## Exercise objective
Only the pictures are to be left out; set down the rest of the records exactly.

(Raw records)
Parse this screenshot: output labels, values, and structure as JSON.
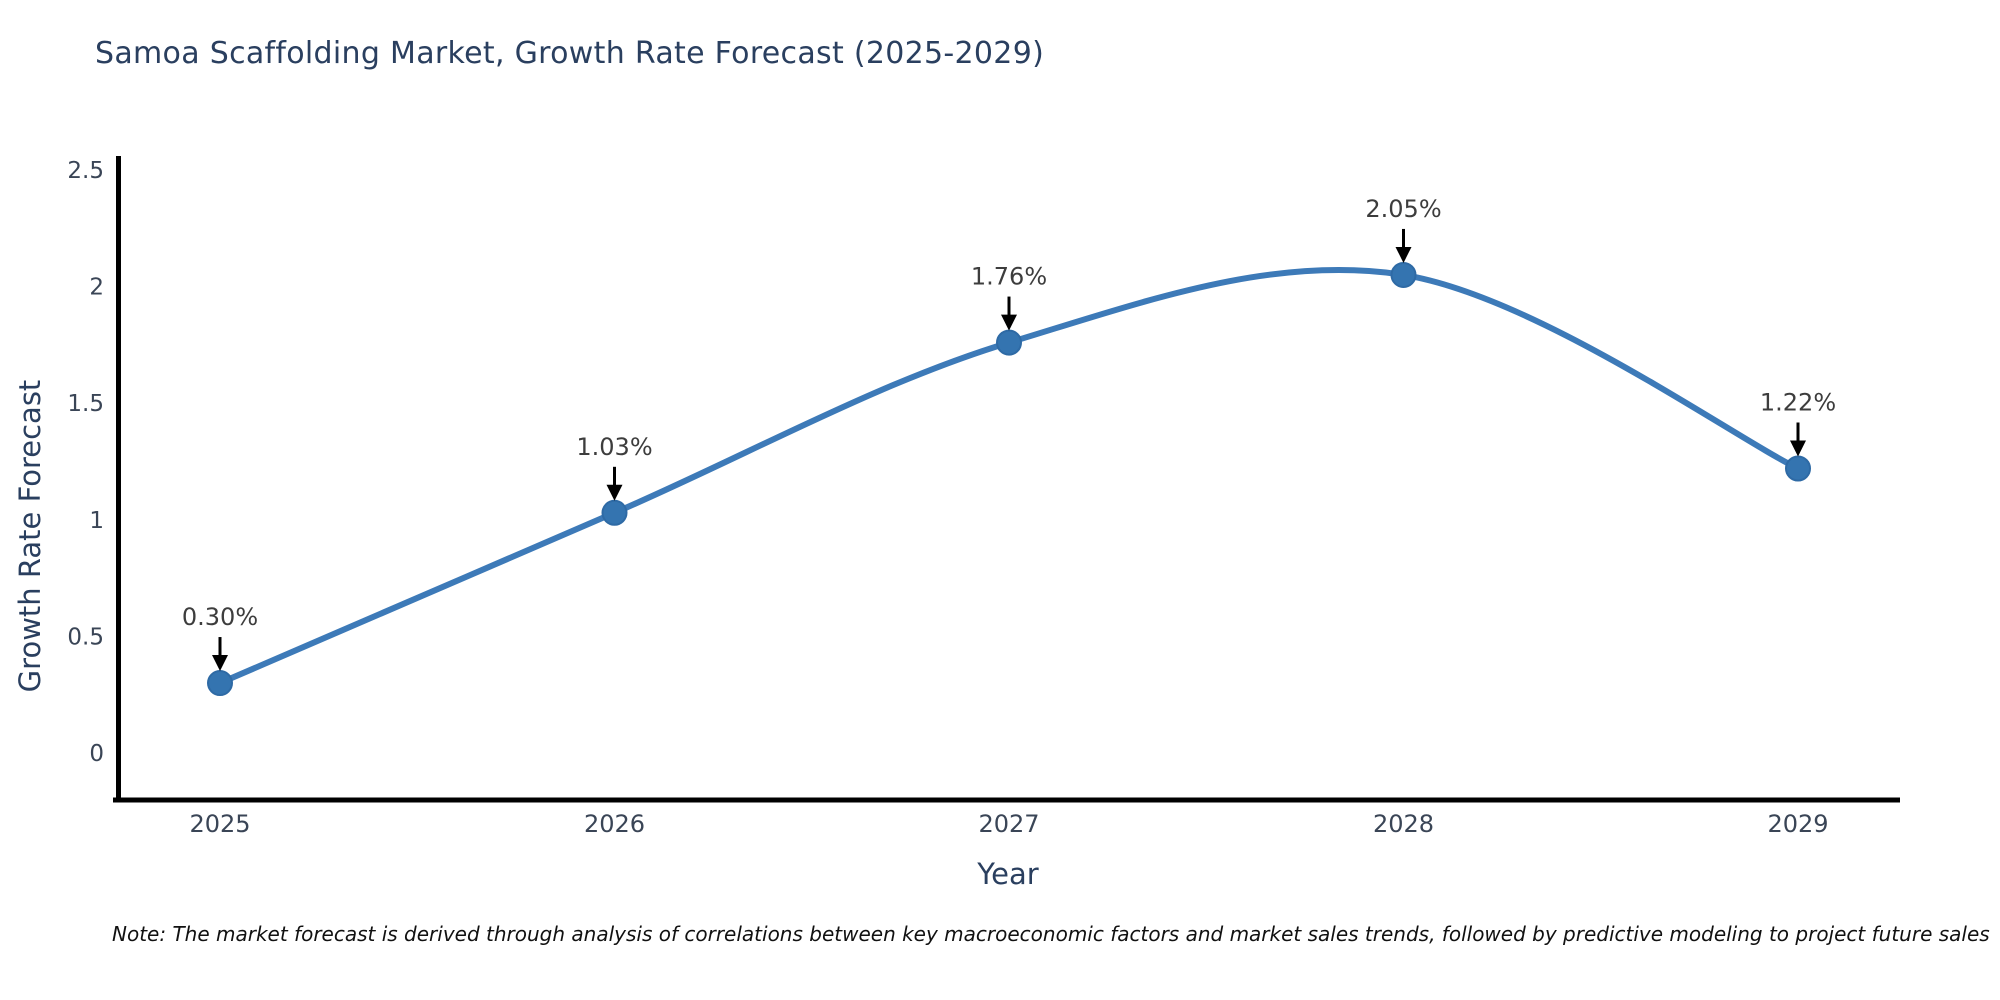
{
  "title": "Samoa Scaffolding Market, Growth Rate Forecast (2025-2029)",
  "note": "Note: The market forecast is derived through analysis of correlations between key macroeconomic factors and market sales trends, followed by predictive modeling to project future sales",
  "chart_data": {
    "type": "line",
    "title": "Samoa Scaffolding Market, Growth Rate Forecast (2025-2029)",
    "xlabel": "Year",
    "ylabel": "Growth Rate Forecast",
    "x": [
      2025,
      2026,
      2027,
      2028,
      2029
    ],
    "values": [
      0.3,
      1.03,
      1.76,
      2.05,
      1.22
    ],
    "point_labels": [
      "0.30%",
      "1.03%",
      "1.76%",
      "2.05%",
      "1.22%"
    ],
    "xticks": [
      "2025",
      "2026",
      "2027",
      "2028",
      "2029"
    ],
    "yticks": [
      "0",
      "0.5",
      "1",
      "1.5",
      "2",
      "2.5"
    ],
    "ytick_values": [
      0,
      0.5,
      1,
      1.5,
      2,
      2.5
    ],
    "ylim": [
      -0.2,
      2.55
    ],
    "grid": false,
    "legend": "none",
    "smooth_line": true,
    "colors": {
      "line": "#3d7ab8",
      "marker": "#3474b0",
      "marker_edge": "#2e6aa5",
      "axis": "#000000",
      "arrow": "#000000",
      "annotation_text": "#3d3d3d",
      "tick_text": "#3a4556",
      "title_text": "#2a3f5f"
    }
  }
}
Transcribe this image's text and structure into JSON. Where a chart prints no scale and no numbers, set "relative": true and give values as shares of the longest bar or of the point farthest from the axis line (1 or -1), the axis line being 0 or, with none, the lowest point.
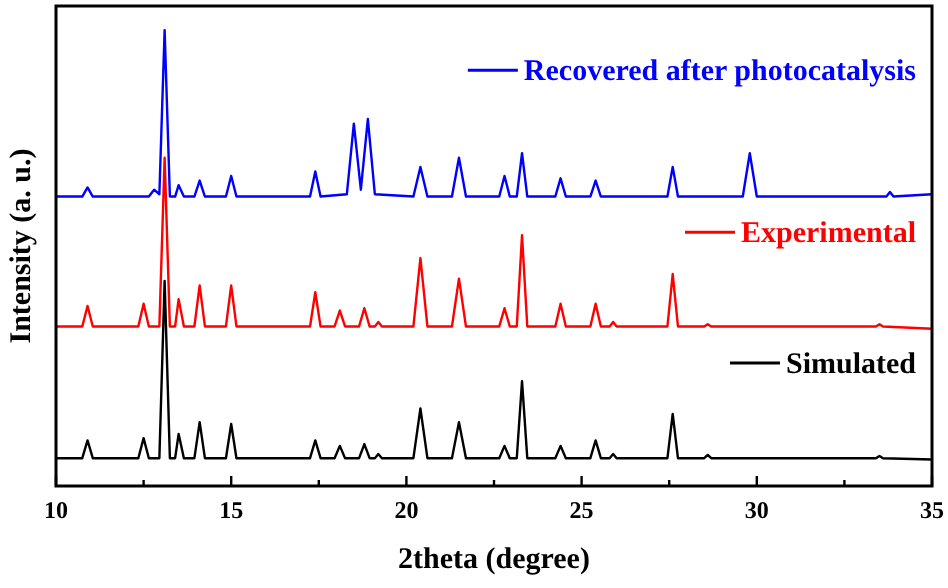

## Full solution
Parse this screenshot: output labels, values, and structure as JSON.
{
  "title": "Samoa Scaffolding Market, Growth Rate Forecast (2025-2029)",
  "note": "Note: The market forecast is derived through analysis of correlations between key macroeconomic factors and market sales trends, followed by predictive modeling to project future sales",
  "chart_data": {
    "type": "line",
    "title": "Samoa Scaffolding Market, Growth Rate Forecast (2025-2029)",
    "xlabel": "Year",
    "ylabel": "Growth Rate Forecast",
    "x": [
      2025,
      2026,
      2027,
      2028,
      2029
    ],
    "values": [
      0.3,
      1.03,
      1.76,
      2.05,
      1.22
    ],
    "point_labels": [
      "0.30%",
      "1.03%",
      "1.76%",
      "2.05%",
      "1.22%"
    ],
    "xticks": [
      "2025",
      "2026",
      "2027",
      "2028",
      "2029"
    ],
    "yticks": [
      "0",
      "0.5",
      "1",
      "1.5",
      "2",
      "2.5"
    ],
    "ytick_values": [
      0,
      0.5,
      1,
      1.5,
      2,
      2.5
    ],
    "ylim": [
      -0.2,
      2.55
    ],
    "grid": false,
    "legend": "none",
    "smooth_line": true,
    "colors": {
      "line": "#3d7ab8",
      "marker": "#3474b0",
      "marker_edge": "#2e6aa5",
      "axis": "#000000",
      "arrow": "#000000",
      "annotation_text": "#3d3d3d",
      "tick_text": "#3a4556",
      "title_text": "#2a3f5f"
    }
  }
}
Transcribe this image's text and structure into JSON. Where a chart prints no scale and no numbers, set "relative": true and give values as shares of the longest bar or of the point farthest from the axis line (1 or -1), the axis line being 0 or, with none, the lowest point.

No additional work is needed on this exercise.